Given instruction: Every line below that holds the string "khách" should be copied out.

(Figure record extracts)
□ □ □ □ □ □ □

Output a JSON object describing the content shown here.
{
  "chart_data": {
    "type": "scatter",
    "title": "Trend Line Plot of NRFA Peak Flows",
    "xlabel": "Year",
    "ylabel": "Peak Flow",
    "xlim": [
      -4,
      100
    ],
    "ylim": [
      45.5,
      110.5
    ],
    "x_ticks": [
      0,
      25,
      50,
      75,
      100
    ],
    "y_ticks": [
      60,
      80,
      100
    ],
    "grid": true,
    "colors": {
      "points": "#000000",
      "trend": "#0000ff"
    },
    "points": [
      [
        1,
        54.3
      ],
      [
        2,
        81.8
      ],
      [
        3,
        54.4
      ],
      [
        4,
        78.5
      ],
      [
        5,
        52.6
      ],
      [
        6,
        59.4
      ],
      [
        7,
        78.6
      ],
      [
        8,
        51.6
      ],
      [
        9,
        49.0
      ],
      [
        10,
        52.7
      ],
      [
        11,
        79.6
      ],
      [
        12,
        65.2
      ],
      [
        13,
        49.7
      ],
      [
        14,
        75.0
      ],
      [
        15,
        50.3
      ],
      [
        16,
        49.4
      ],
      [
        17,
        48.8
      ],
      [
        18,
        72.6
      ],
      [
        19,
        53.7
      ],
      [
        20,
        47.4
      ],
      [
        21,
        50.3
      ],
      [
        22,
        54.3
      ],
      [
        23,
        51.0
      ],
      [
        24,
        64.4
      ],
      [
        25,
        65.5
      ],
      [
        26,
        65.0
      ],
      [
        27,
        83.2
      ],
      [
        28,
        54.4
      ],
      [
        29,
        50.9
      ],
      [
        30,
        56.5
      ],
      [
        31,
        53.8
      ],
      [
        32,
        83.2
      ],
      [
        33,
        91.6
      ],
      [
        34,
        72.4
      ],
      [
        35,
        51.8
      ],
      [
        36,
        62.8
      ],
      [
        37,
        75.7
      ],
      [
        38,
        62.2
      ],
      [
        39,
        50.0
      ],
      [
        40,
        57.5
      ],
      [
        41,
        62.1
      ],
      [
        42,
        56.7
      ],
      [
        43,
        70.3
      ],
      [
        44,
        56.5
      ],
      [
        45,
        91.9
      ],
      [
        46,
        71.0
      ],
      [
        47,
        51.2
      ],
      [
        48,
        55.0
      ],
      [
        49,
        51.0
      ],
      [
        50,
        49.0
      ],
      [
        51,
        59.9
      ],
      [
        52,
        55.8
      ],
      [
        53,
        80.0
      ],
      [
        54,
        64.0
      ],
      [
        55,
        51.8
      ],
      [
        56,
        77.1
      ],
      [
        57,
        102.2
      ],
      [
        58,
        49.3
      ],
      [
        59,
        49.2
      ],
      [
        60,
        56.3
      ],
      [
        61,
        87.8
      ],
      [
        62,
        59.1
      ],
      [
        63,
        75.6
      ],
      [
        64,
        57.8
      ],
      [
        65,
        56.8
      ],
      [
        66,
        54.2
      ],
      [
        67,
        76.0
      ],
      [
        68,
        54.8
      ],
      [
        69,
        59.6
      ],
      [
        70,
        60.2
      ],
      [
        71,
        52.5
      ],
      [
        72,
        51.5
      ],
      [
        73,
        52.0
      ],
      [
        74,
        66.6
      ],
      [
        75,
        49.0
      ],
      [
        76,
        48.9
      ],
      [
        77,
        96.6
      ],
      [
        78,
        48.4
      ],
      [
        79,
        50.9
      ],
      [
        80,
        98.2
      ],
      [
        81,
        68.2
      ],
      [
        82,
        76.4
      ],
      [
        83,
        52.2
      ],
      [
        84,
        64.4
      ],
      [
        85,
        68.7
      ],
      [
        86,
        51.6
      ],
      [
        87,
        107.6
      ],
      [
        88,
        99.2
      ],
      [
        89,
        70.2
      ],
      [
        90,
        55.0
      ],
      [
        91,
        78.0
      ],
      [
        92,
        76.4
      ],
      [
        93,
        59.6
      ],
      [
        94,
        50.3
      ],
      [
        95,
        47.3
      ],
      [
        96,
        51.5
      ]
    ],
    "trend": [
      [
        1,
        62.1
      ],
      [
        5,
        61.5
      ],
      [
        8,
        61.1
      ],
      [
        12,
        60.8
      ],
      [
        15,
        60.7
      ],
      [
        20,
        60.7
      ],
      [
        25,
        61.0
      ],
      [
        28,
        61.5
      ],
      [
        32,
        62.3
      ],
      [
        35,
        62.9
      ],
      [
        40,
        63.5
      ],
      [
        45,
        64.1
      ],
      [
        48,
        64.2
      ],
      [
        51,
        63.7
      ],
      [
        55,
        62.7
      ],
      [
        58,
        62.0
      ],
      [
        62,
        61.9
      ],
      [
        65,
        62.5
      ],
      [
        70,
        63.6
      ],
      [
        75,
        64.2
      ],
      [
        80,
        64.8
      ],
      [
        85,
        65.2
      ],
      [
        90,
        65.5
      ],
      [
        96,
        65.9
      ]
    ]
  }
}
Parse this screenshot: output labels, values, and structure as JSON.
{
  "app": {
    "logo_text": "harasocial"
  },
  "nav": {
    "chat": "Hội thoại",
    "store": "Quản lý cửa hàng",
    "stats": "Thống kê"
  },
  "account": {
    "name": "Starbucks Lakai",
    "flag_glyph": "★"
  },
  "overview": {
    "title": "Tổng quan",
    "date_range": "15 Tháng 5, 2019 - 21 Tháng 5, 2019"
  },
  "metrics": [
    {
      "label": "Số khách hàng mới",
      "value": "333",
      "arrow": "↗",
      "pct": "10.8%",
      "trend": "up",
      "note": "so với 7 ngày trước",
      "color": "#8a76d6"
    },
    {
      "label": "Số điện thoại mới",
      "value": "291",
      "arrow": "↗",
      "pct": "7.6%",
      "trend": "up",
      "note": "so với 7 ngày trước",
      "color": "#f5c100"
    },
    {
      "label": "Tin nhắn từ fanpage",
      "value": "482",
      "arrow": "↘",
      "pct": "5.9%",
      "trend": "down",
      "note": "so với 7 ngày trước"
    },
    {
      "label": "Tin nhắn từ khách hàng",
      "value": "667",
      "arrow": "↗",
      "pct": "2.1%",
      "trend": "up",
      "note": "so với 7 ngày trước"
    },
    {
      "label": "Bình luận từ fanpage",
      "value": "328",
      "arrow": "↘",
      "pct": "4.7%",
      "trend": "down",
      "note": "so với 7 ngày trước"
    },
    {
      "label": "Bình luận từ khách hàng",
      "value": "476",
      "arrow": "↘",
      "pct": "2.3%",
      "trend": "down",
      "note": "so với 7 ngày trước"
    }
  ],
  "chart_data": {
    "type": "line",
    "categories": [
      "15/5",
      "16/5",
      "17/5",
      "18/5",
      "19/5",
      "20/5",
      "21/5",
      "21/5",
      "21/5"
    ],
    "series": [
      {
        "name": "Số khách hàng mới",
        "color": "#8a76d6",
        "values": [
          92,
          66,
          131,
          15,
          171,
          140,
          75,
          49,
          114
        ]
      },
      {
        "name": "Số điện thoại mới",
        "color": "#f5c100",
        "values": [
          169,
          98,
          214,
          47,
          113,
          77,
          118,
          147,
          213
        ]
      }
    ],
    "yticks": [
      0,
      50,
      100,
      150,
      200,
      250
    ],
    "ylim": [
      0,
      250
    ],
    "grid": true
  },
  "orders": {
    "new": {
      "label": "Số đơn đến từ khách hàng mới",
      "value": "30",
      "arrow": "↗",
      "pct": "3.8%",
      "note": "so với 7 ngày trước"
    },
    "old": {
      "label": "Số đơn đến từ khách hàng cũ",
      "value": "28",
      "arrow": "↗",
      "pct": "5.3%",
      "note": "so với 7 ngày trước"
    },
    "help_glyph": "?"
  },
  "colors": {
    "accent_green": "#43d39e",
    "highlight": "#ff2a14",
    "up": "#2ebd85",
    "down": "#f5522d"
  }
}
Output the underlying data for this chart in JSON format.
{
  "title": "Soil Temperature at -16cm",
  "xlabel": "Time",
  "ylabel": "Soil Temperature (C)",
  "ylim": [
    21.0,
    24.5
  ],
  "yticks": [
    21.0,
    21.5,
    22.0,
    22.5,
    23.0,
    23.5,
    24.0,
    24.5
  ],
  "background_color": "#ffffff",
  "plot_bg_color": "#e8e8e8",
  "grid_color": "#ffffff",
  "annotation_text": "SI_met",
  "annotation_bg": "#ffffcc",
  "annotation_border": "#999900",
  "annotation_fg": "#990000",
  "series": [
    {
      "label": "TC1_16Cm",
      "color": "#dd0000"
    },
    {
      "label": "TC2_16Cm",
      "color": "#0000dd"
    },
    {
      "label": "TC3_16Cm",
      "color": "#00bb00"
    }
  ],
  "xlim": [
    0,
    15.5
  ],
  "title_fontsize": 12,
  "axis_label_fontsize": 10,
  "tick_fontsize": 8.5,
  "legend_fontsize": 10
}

□ □ □ □ □ □ □

The result:
      "label": "Số khách hàng mới",
      "label": "Tin nhắn từ khách hàng",
      "label": "Bình luận từ khách hàng",
        "name": "Số khách hàng mới",
      "label": "Số đơn đến từ khách hàng mới",
      "label": "Số đơn đến từ khách hàng cũ",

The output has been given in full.